_ENTRIES_
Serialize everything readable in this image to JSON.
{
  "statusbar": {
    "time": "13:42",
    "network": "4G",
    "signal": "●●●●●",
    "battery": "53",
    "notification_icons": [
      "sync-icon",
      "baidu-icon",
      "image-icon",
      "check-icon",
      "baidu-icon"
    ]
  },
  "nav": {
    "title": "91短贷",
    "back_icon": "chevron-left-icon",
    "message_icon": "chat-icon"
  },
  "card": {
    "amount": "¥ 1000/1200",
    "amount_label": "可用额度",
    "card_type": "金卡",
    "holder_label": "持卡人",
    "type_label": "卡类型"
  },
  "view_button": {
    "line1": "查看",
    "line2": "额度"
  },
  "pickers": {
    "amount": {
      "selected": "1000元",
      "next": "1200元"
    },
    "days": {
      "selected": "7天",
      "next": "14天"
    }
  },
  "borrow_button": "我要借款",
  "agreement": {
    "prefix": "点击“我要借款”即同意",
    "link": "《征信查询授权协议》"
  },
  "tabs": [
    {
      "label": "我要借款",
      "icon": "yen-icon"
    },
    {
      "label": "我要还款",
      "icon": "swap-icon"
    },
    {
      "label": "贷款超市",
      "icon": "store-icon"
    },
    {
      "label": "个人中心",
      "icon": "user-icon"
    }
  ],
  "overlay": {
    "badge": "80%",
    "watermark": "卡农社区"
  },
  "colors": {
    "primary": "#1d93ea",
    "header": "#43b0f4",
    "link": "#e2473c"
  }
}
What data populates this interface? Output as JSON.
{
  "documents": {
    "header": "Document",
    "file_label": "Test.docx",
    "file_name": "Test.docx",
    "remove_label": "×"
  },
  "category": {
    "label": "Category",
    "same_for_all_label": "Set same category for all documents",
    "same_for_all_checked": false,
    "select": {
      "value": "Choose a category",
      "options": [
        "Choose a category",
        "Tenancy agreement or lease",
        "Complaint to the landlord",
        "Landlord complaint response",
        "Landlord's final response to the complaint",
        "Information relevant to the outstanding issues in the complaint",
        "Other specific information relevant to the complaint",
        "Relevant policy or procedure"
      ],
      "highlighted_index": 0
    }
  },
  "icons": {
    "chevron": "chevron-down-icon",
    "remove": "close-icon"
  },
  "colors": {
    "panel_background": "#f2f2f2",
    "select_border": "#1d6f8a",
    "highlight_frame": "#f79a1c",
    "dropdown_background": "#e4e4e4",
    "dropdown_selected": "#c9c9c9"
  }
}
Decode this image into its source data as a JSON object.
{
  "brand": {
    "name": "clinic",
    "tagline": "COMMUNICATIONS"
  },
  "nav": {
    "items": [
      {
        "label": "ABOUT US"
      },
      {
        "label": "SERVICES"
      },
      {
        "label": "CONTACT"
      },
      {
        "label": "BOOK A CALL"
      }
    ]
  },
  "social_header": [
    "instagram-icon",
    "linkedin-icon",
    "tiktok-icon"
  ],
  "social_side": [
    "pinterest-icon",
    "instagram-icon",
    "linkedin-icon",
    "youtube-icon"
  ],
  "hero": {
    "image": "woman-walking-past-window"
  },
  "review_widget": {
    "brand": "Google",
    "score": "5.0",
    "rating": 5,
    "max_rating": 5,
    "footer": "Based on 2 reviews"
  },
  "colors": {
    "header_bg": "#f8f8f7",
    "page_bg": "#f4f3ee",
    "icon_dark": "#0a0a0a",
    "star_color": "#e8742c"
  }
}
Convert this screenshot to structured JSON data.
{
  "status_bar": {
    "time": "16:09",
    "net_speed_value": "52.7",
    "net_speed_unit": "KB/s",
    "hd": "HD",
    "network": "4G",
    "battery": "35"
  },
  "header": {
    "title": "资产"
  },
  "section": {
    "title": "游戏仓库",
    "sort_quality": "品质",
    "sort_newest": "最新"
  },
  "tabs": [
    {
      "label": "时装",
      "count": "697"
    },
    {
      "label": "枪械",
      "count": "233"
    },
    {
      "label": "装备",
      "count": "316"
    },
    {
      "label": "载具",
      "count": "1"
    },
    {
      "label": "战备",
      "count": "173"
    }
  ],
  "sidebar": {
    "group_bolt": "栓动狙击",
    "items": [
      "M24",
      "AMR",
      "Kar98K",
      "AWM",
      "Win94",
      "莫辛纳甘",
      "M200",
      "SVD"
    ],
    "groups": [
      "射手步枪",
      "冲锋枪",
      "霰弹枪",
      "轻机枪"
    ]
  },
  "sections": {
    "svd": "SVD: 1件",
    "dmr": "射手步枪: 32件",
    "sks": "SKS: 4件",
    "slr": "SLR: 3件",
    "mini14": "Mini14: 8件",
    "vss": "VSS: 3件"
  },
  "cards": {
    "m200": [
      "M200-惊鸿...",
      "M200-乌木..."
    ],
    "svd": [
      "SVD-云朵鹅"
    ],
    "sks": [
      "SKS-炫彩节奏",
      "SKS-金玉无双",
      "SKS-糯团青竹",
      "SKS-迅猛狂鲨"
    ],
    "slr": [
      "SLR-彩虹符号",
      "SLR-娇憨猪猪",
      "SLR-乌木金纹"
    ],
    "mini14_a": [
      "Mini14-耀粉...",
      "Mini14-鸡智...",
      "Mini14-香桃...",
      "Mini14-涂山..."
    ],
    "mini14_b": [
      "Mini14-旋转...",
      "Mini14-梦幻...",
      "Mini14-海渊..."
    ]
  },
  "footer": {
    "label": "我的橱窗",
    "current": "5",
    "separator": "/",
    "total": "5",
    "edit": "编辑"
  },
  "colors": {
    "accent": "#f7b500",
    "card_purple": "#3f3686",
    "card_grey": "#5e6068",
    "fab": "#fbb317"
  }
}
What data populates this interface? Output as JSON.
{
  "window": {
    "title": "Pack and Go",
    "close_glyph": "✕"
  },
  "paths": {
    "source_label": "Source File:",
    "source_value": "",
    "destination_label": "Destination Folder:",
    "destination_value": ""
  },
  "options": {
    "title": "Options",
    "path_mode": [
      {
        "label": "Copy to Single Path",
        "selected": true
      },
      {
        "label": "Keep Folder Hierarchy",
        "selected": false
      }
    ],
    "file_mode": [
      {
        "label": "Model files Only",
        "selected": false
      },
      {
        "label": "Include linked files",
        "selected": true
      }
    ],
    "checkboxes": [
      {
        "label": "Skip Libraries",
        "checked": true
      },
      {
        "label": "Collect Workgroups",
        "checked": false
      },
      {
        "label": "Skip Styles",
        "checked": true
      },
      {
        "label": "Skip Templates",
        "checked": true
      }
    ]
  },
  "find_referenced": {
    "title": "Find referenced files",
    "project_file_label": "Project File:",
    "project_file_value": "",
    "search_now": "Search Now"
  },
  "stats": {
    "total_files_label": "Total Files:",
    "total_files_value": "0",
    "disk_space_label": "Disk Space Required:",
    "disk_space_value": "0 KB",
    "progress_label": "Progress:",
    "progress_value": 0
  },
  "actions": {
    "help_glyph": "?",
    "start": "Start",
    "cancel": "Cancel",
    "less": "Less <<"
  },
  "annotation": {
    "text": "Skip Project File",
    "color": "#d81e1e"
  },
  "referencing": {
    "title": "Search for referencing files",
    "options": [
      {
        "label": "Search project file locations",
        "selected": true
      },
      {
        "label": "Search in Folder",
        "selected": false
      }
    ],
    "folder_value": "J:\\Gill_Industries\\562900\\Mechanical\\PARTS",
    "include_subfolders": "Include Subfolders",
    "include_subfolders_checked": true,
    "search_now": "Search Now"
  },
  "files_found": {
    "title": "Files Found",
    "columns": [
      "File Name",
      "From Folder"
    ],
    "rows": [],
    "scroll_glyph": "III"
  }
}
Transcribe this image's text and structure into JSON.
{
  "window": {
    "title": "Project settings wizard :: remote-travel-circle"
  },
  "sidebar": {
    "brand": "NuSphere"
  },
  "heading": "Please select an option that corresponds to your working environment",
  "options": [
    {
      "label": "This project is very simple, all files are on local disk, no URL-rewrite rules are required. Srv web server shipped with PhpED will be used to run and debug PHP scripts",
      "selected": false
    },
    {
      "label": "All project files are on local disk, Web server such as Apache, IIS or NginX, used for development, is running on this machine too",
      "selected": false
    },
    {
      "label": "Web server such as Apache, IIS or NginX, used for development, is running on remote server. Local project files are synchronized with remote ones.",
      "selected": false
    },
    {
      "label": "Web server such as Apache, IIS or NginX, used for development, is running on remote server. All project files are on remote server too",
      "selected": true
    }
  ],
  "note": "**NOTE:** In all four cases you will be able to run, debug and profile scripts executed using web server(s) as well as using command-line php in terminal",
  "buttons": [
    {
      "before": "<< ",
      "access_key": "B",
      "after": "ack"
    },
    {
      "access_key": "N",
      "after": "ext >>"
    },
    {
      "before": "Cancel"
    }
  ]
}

_WRITTEN REQUEST_
Show all lines in the entries above where the string "Skip" appears.

_ANSWER TO THE PROBLEM_
        "label": "Skip Libraries",
        "label": "Skip Styles",
        "label": "Skip Templates",
    "text": "Skip Project File",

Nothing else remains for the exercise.